* EXERCISE INPUT:
--

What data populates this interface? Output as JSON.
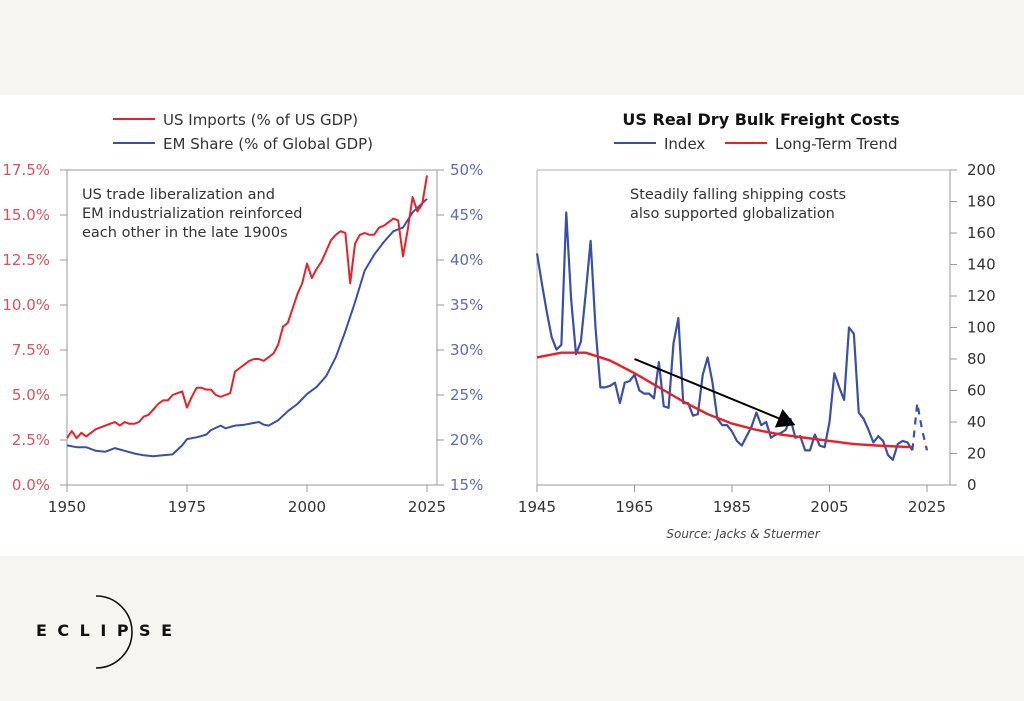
{
  "brand": {
    "logo_text": "ECLIPSE"
  },
  "chart_data": [
    {
      "type": "line",
      "title": "",
      "legend": [
        "US Imports (% of US GDP)",
        "EM Share (% of Global GDP)"
      ],
      "legend_placement": "top",
      "annotation": [
        "US trade liberalization and",
        "EM industrialization reinforced",
        "each other in the late 1900s"
      ],
      "xlabel": "",
      "ylabel": "",
      "y2label": "",
      "xlim": [
        1950,
        2027
      ],
      "x_ticks": [
        "1950",
        "1975",
        "2000",
        "2025"
      ],
      "ylim": [
        0,
        17.5
      ],
      "y_ticks": [
        "0.0%",
        "2.5%",
        "5.0%",
        "7.5%",
        "10.0%",
        "12.5%",
        "15.0%",
        "17.5%"
      ],
      "y2lim": [
        15,
        50
      ],
      "y2_ticks": [
        "15%",
        "20%",
        "25%",
        "30%",
        "35%",
        "40%",
        "45%",
        "50%"
      ],
      "grid": false,
      "colors": {
        "imports": "#e8202a",
        "em": "#3a4fa8",
        "left_axis_text": "#e0505a",
        "right_axis_text": "#5c6bb8"
      },
      "series": [
        {
          "name": "US Imports (% of US GDP)",
          "axis": "left",
          "x": [
            1950,
            1951,
            1952,
            1953,
            1954,
            1955,
            1956,
            1957,
            1958,
            1959,
            1960,
            1961,
            1962,
            1963,
            1964,
            1965,
            1966,
            1967,
            1968,
            1969,
            1970,
            1971,
            1972,
            1973,
            1974,
            1975,
            1976,
            1977,
            1978,
            1979,
            1980,
            1981,
            1982,
            1983,
            1984,
            1985,
            1986,
            1987,
            1988,
            1989,
            1990,
            1991,
            1992,
            1993,
            1994,
            1995,
            1996,
            1997,
            1998,
            1999,
            2000,
            2001,
            2002,
            2003,
            2004,
            2005,
            2006,
            2007,
            2008,
            2009,
            2010,
            2011,
            2012,
            2013,
            2014,
            2015,
            2016,
            2017,
            2018,
            2019,
            2020,
            2021,
            2022,
            2023,
            2024,
            2025
          ],
          "values": [
            2.6,
            3.0,
            2.6,
            2.9,
            2.7,
            2.9,
            3.1,
            3.2,
            3.3,
            3.4,
            3.5,
            3.3,
            3.5,
            3.4,
            3.4,
            3.5,
            3.8,
            3.9,
            4.2,
            4.5,
            4.7,
            4.7,
            5.0,
            5.1,
            5.2,
            4.3,
            4.9,
            5.4,
            5.4,
            5.3,
            5.3,
            5.0,
            4.9,
            5.0,
            5.1,
            6.3,
            6.5,
            6.7,
            6.9,
            7.0,
            7.0,
            6.9,
            7.1,
            7.3,
            7.8,
            8.8,
            9.0,
            9.8,
            10.6,
            11.2,
            12.3,
            11.5,
            12.0,
            12.4,
            13.0,
            13.6,
            13.9,
            14.1,
            14.0,
            11.2,
            13.4,
            13.9,
            14.0,
            13.9,
            13.9,
            14.3,
            14.4,
            14.6,
            14.8,
            14.7,
            12.7,
            14.2,
            16.0,
            15.2,
            15.6,
            17.2
          ]
        },
        {
          "name": "EM Share (% of Global GDP)",
          "axis": "right",
          "x": [
            1950,
            1952,
            1954,
            1956,
            1958,
            1960,
            1962,
            1964,
            1966,
            1968,
            1970,
            1972,
            1974,
            1975,
            1977,
            1979,
            1980,
            1982,
            1983,
            1985,
            1987,
            1989,
            1990,
            1991,
            1992,
            1994,
            1996,
            1998,
            2000,
            2002,
            2004,
            2006,
            2008,
            2010,
            2012,
            2014,
            2016,
            2018,
            2020,
            2022,
            2024,
            2025
          ],
          "values": [
            19.4,
            19.2,
            19.2,
            18.8,
            18.7,
            19.1,
            18.8,
            18.5,
            18.3,
            18.2,
            18.3,
            18.4,
            19.4,
            20.1,
            20.3,
            20.6,
            21.1,
            21.6,
            21.3,
            21.6,
            21.7,
            21.9,
            22.0,
            21.7,
            21.6,
            22.2,
            23.2,
            24.0,
            25.1,
            25.9,
            27.1,
            29.2,
            32.1,
            35.3,
            38.8,
            40.6,
            42.0,
            43.2,
            43.6,
            45.3,
            46.3,
            46.8
          ]
        }
      ]
    },
    {
      "type": "line",
      "title": "US Real Dry Bulk Freight Costs",
      "legend": [
        "Index",
        "Long-Term Trend"
      ],
      "legend_placement": "top",
      "annotation": [
        "Steadily falling shipping costs",
        "also supported globalization"
      ],
      "source": "Source: Jacks & Stuermer",
      "xlabel": "",
      "ylabel": "",
      "xlim": [
        1945,
        2030
      ],
      "x_ticks": [
        "1945",
        "1965",
        "1985",
        "2005",
        "2025"
      ],
      "ylim": [
        0,
        200
      ],
      "y_ticks": [
        "0",
        "20",
        "40",
        "60",
        "80",
        "100",
        "120",
        "140",
        "160",
        "180",
        "200"
      ],
      "y_axis_side": "right",
      "grid": false,
      "colors": {
        "index": "#3a4fa8",
        "trend": "#e8202a",
        "arrow": "#000000"
      },
      "trend_arrow": {
        "from": [
          1965,
          80
        ],
        "to": [
          1998,
          38
        ]
      },
      "series": [
        {
          "name": "Index",
          "x": [
            1945,
            1946,
            1947,
            1948,
            1949,
            1950,
            1951,
            1952,
            1953,
            1954,
            1955,
            1956,
            1957,
            1958,
            1959,
            1960,
            1961,
            1962,
            1963,
            1964,
            1965,
            1966,
            1967,
            1968,
            1969,
            1970,
            1971,
            1972,
            1973,
            1974,
            1975,
            1976,
            1977,
            1978,
            1979,
            1980,
            1981,
            1982,
            1983,
            1984,
            1985,
            1986,
            1987,
            1988,
            1989,
            1990,
            1991,
            1992,
            1993,
            1994,
            1995,
            1996,
            1997,
            1998,
            1999,
            2000,
            2001,
            2002,
            2003,
            2004,
            2005,
            2006,
            2007,
            2008,
            2009,
            2010,
            2011,
            2012,
            2013,
            2014,
            2015,
            2016,
            2017,
            2018,
            2019,
            2020,
            2021,
            2022
          ],
          "values": [
            147,
            128,
            110,
            94,
            86,
            89,
            173,
            118,
            83,
            91,
            122,
            155,
            100,
            62,
            62,
            63,
            65,
            52,
            65,
            66,
            70,
            60,
            58,
            58,
            55,
            78,
            50,
            49,
            90,
            106,
            52,
            52,
            44,
            45,
            70,
            81,
            65,
            42,
            38,
            38,
            34,
            28,
            25,
            31,
            37,
            46,
            38,
            40,
            30,
            32,
            33,
            35,
            42,
            30,
            31,
            22,
            22,
            32,
            25,
            24,
            40,
            71,
            62,
            54,
            100,
            96,
            46,
            42,
            35,
            27,
            31,
            28,
            19,
            16,
            26,
            28,
            27,
            22
          ]
        },
        {
          "name": "Index (preliminary)",
          "style": "dashed",
          "x": [
            2022,
            2023,
            2024,
            2025
          ],
          "values": [
            22,
            52,
            35,
            22
          ]
        },
        {
          "name": "Long-Term Trend",
          "x": [
            1945,
            1950,
            1955,
            1960,
            1965,
            1970,
            1975,
            1980,
            1985,
            1990,
            1995,
            2000,
            2005,
            2010,
            2015,
            2022
          ],
          "values": [
            81,
            84,
            84,
            79,
            71,
            62,
            53,
            45,
            39,
            35,
            32,
            30,
            28,
            26,
            25,
            24
          ]
        }
      ]
    }
  ]
}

--

* WHAT YOU NEED TO DO:
Make an exact copy of all entries above, dropping the images.

* SOLUTION FOR THIS PROBLEM:
What data populates this interface? Output as JSON.
{
  "brand": {
    "logo_text": "ECLIPSE"
  },
  "chart_data": [
    {
      "type": "line",
      "title": "",
      "legend": [
        "US Imports (% of US GDP)",
        "EM Share (% of Global GDP)"
      ],
      "legend_placement": "top",
      "annotation": [
        "US trade liberalization and",
        "EM industrialization reinforced",
        "each other in the late 1900s"
      ],
      "xlabel": "",
      "ylabel": "",
      "y2label": "",
      "xlim": [
        1950,
        2027
      ],
      "x_ticks": [
        "1950",
        "1975",
        "2000",
        "2025"
      ],
      "ylim": [
        0,
        17.5
      ],
      "y_ticks": [
        "0.0%",
        "2.5%",
        "5.0%",
        "7.5%",
        "10.0%",
        "12.5%",
        "15.0%",
        "17.5%"
      ],
      "y2lim": [
        15,
        50
      ],
      "y2_ticks": [
        "15%",
        "20%",
        "25%",
        "30%",
        "35%",
        "40%",
        "45%",
        "50%"
      ],
      "grid": false,
      "colors": {
        "imports": "#e8202a",
        "em": "#3a4fa8",
        "left_axis_text": "#e0505a",
        "right_axis_text": "#5c6bb8"
      },
      "series": [
        {
          "name": "US Imports (% of US GDP)",
          "axis": "left",
          "x": [
            1950,
            1951,
            1952,
            1953,
            1954,
            1955,
            1956,
            1957,
            1958,
            1959,
            1960,
            1961,
            1962,
            1963,
            1964,
            1965,
            1966,
            1967,
            1968,
            1969,
            1970,
            1971,
            1972,
            1973,
            1974,
            1975,
            1976,
            1977,
            1978,
            1979,
            1980,
            1981,
            1982,
            1983,
            1984,
            1985,
            1986,
            1987,
            1988,
            1989,
            1990,
            1991,
            1992,
            1993,
            1994,
            1995,
            1996,
            1997,
            1998,
            1999,
            2000,
            2001,
            2002,
            2003,
            2004,
            2005,
            2006,
            2007,
            2008,
            2009,
            2010,
            2011,
            2012,
            2013,
            2014,
            2015,
            2016,
            2017,
            2018,
            2019,
            2020,
            2021,
            2022,
            2023,
            2024,
            2025
          ],
          "values": [
            2.6,
            3.0,
            2.6,
            2.9,
            2.7,
            2.9,
            3.1,
            3.2,
            3.3,
            3.4,
            3.5,
            3.3,
            3.5,
            3.4,
            3.4,
            3.5,
            3.8,
            3.9,
            4.2,
            4.5,
            4.7,
            4.7,
            5.0,
            5.1,
            5.2,
            4.3,
            4.9,
            5.4,
            5.4,
            5.3,
            5.3,
            5.0,
            4.9,
            5.0,
            5.1,
            6.3,
            6.5,
            6.7,
            6.9,
            7.0,
            7.0,
            6.9,
            7.1,
            7.3,
            7.8,
            8.8,
            9.0,
            9.8,
            10.6,
            11.2,
            12.3,
            11.5,
            12.0,
            12.4,
            13.0,
            13.6,
            13.9,
            14.1,
            14.0,
            11.2,
            13.4,
            13.9,
            14.0,
            13.9,
            13.9,
            14.3,
            14.4,
            14.6,
            14.8,
            14.7,
            12.7,
            14.2,
            16.0,
            15.2,
            15.6,
            17.2
          ]
        },
        {
          "name": "EM Share (% of Global GDP)",
          "axis": "right",
          "x": [
            1950,
            1952,
            1954,
            1956,
            1958,
            1960,
            1962,
            1964,
            1966,
            1968,
            1970,
            1972,
            1974,
            1975,
            1977,
            1979,
            1980,
            1982,
            1983,
            1985,
            1987,
            1989,
            1990,
            1991,
            1992,
            1994,
            1996,
            1998,
            2000,
            2002,
            2004,
            2006,
            2008,
            2010,
            2012,
            2014,
            2016,
            2018,
            2020,
            2022,
            2024,
            2025
          ],
          "values": [
            19.4,
            19.2,
            19.2,
            18.8,
            18.7,
            19.1,
            18.8,
            18.5,
            18.3,
            18.2,
            18.3,
            18.4,
            19.4,
            20.1,
            20.3,
            20.6,
            21.1,
            21.6,
            21.3,
            21.6,
            21.7,
            21.9,
            22.0,
            21.7,
            21.6,
            22.2,
            23.2,
            24.0,
            25.1,
            25.9,
            27.1,
            29.2,
            32.1,
            35.3,
            38.8,
            40.6,
            42.0,
            43.2,
            43.6,
            45.3,
            46.3,
            46.8
          ]
        }
      ]
    },
    {
      "type": "line",
      "title": "US Real Dry Bulk Freight Costs",
      "legend": [
        "Index",
        "Long-Term Trend"
      ],
      "legend_placement": "top",
      "annotation": [
        "Steadily falling shipping costs",
        "also supported globalization"
      ],
      "source": "Source: Jacks & Stuermer",
      "xlabel": "",
      "ylabel": "",
      "xlim": [
        1945,
        2030
      ],
      "x_ticks": [
        "1945",
        "1965",
        "1985",
        "2005",
        "2025"
      ],
      "ylim": [
        0,
        200
      ],
      "y_ticks": [
        "0",
        "20",
        "40",
        "60",
        "80",
        "100",
        "120",
        "140",
        "160",
        "180",
        "200"
      ],
      "y_axis_side": "right",
      "grid": false,
      "colors": {
        "index": "#3a4fa8",
        "trend": "#e8202a",
        "arrow": "#000000"
      },
      "trend_arrow": {
        "from": [
          1965,
          80
        ],
        "to": [
          1998,
          38
        ]
      },
      "series": [
        {
          "name": "Index",
          "x": [
            1945,
            1946,
            1947,
            1948,
            1949,
            1950,
            1951,
            1952,
            1953,
            1954,
            1955,
            1956,
            1957,
            1958,
            1959,
            1960,
            1961,
            1962,
            1963,
            1964,
            1965,
            1966,
            1967,
            1968,
            1969,
            1970,
            1971,
            1972,
            1973,
            1974,
            1975,
            1976,
            1977,
            1978,
            1979,
            1980,
            1981,
            1982,
            1983,
            1984,
            1985,
            1986,
            1987,
            1988,
            1989,
            1990,
            1991,
            1992,
            1993,
            1994,
            1995,
            1996,
            1997,
            1998,
            1999,
            2000,
            2001,
            2002,
            2003,
            2004,
            2005,
            2006,
            2007,
            2008,
            2009,
            2010,
            2011,
            2012,
            2013,
            2014,
            2015,
            2016,
            2017,
            2018,
            2019,
            2020,
            2021,
            2022
          ],
          "values": [
            147,
            128,
            110,
            94,
            86,
            89,
            173,
            118,
            83,
            91,
            122,
            155,
            100,
            62,
            62,
            63,
            65,
            52,
            65,
            66,
            70,
            60,
            58,
            58,
            55,
            78,
            50,
            49,
            90,
            106,
            52,
            52,
            44,
            45,
            70,
            81,
            65,
            42,
            38,
            38,
            34,
            28,
            25,
            31,
            37,
            46,
            38,
            40,
            30,
            32,
            33,
            35,
            42,
            30,
            31,
            22,
            22,
            32,
            25,
            24,
            40,
            71,
            62,
            54,
            100,
            96,
            46,
            42,
            35,
            27,
            31,
            28,
            19,
            16,
            26,
            28,
            27,
            22
          ]
        },
        {
          "name": "Index (preliminary)",
          "style": "dashed",
          "x": [
            2022,
            2023,
            2024,
            2025
          ],
          "values": [
            22,
            52,
            35,
            22
          ]
        },
        {
          "name": "Long-Term Trend",
          "x": [
            1945,
            1950,
            1955,
            1960,
            1965,
            1970,
            1975,
            1980,
            1985,
            1990,
            1995,
            2000,
            2005,
            2010,
            2015,
            2022
          ],
          "values": [
            81,
            84,
            84,
            79,
            71,
            62,
            53,
            45,
            39,
            35,
            32,
            30,
            28,
            26,
            25,
            24
          ]
        }
      ]
    }
  ]
}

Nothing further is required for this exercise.